Lines of data
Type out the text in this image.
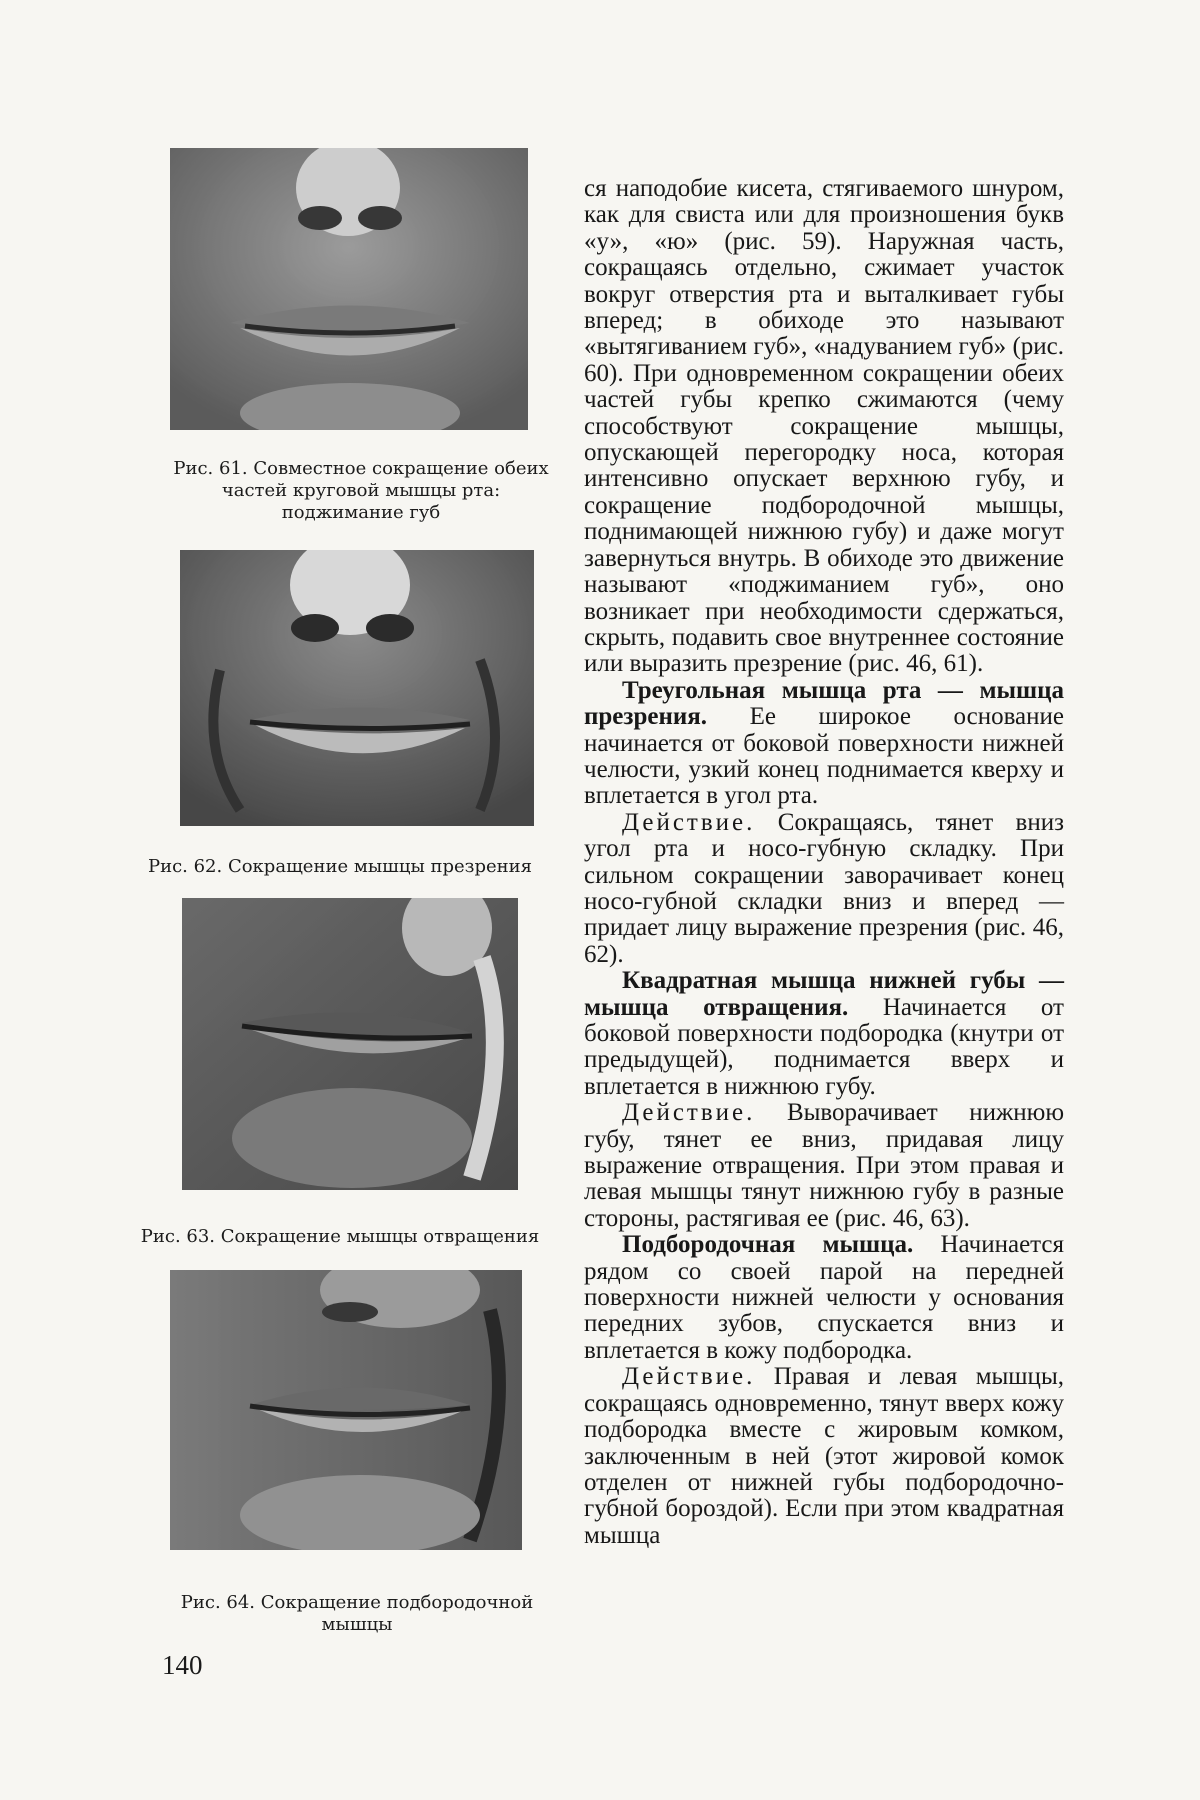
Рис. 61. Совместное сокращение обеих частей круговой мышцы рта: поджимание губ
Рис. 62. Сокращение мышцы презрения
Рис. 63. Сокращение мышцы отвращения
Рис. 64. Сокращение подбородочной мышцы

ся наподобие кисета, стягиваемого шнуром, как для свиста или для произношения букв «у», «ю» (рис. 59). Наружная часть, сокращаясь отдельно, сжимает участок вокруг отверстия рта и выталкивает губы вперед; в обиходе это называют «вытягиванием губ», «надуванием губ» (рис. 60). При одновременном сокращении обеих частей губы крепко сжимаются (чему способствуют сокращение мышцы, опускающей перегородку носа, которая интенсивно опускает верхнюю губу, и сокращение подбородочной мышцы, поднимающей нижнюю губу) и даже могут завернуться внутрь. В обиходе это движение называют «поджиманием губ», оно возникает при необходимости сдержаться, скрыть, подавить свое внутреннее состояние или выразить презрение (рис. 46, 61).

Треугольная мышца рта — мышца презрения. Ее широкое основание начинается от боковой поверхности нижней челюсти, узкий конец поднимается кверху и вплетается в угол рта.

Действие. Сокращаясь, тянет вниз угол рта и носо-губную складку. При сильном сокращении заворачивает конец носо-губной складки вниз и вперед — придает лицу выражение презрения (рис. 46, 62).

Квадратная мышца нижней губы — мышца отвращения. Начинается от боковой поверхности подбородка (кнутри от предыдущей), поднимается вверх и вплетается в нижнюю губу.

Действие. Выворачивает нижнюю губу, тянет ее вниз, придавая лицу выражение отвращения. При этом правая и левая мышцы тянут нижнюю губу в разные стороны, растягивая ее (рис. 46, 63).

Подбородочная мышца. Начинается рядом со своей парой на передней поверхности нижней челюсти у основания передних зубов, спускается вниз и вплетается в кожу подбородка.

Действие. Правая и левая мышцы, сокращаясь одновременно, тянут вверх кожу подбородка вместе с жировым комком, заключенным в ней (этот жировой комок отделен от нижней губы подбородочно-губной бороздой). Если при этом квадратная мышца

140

...

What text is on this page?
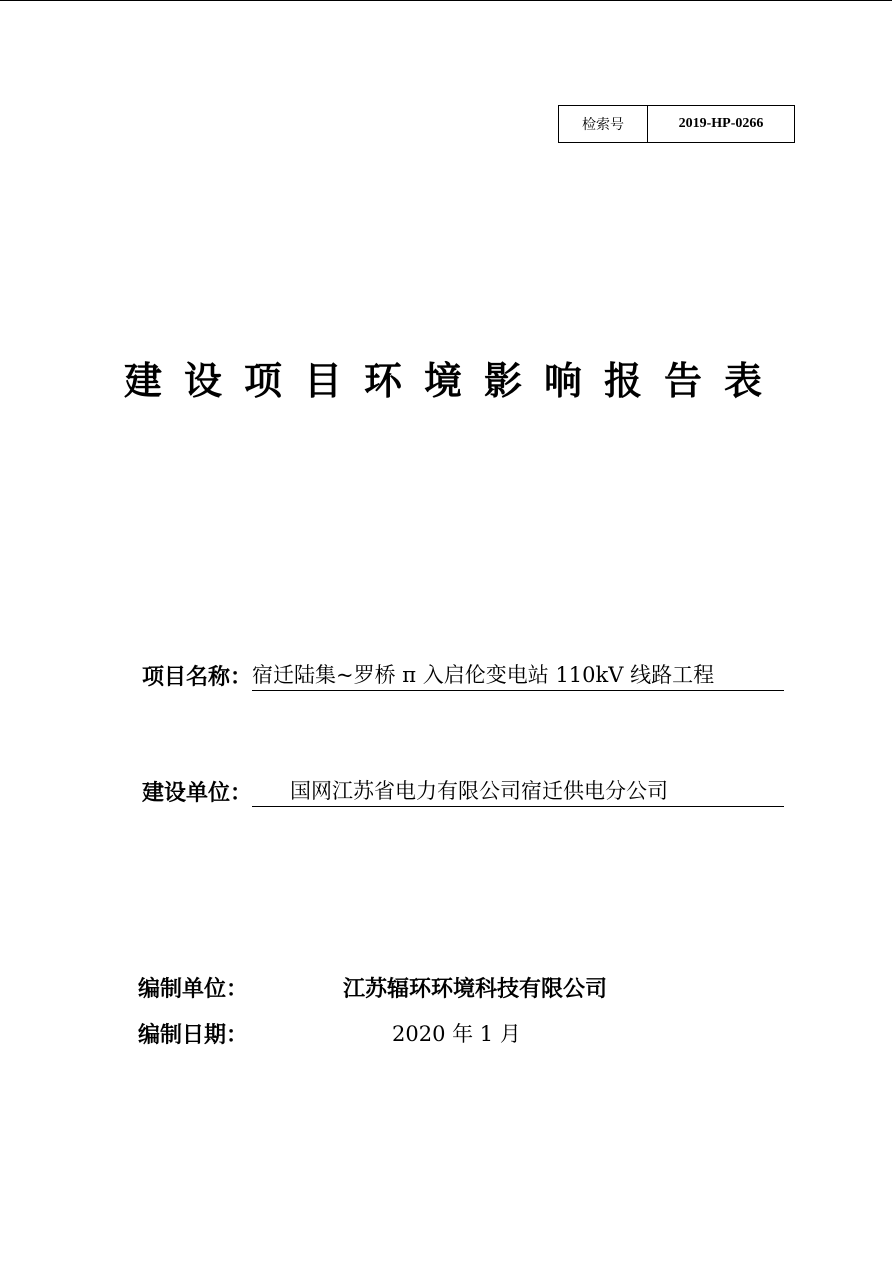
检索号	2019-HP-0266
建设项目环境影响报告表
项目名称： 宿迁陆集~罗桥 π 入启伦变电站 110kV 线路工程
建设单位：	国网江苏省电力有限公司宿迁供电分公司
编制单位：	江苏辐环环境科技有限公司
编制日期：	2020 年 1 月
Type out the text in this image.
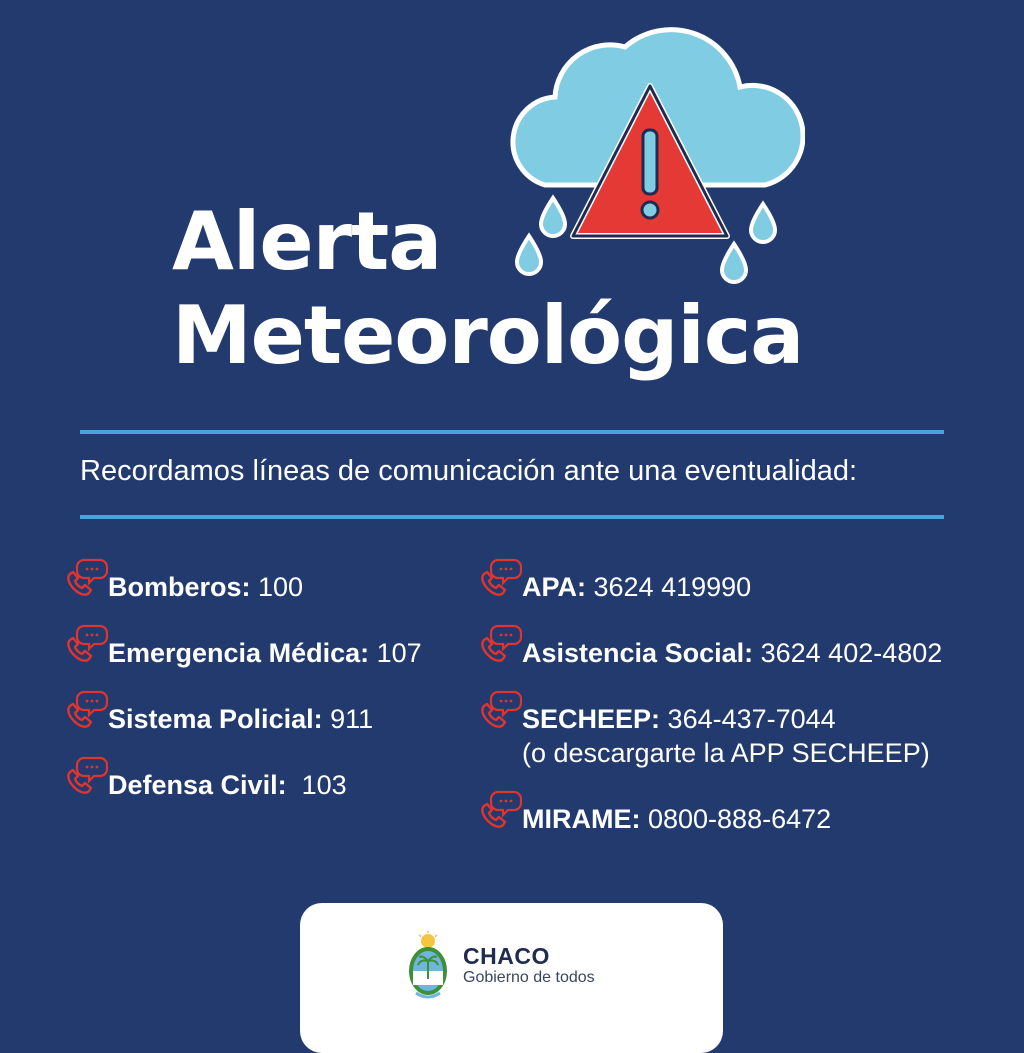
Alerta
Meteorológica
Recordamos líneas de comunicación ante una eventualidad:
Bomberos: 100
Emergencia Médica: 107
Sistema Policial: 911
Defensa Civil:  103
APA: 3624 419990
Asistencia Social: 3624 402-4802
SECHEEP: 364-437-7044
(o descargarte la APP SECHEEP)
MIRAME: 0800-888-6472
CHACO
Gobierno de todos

* * *

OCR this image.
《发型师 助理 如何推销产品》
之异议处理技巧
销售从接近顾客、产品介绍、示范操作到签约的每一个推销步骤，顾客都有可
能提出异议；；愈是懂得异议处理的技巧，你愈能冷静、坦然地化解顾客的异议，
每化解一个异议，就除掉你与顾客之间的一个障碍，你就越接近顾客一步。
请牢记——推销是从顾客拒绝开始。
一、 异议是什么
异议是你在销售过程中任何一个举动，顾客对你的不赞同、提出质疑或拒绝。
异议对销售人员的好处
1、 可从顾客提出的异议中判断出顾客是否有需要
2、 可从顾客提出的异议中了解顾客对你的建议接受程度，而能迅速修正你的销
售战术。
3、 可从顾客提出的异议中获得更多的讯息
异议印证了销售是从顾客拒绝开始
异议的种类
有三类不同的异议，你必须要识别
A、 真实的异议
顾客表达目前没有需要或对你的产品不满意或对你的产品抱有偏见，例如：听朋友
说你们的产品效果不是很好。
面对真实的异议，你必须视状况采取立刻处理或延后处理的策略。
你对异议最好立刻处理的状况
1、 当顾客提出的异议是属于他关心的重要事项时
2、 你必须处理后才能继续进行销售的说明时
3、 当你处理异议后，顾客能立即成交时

Aim of the exercise: Give every line of the material that includes the string "боковой".

Answer for the task:
Треугольная мышца рта — мышца презрения. Ее широкое основание начинается от боковой поверхности нижней челюсти, узкий конец поднимается кверху и вплетается в угол рта.
Квадратная мышца нижней губы — мышца отвращения. Начинается от боковой поверхности подбородка (кнутри от предыдущей), поднимается вверх и вплетается в нижнюю губу.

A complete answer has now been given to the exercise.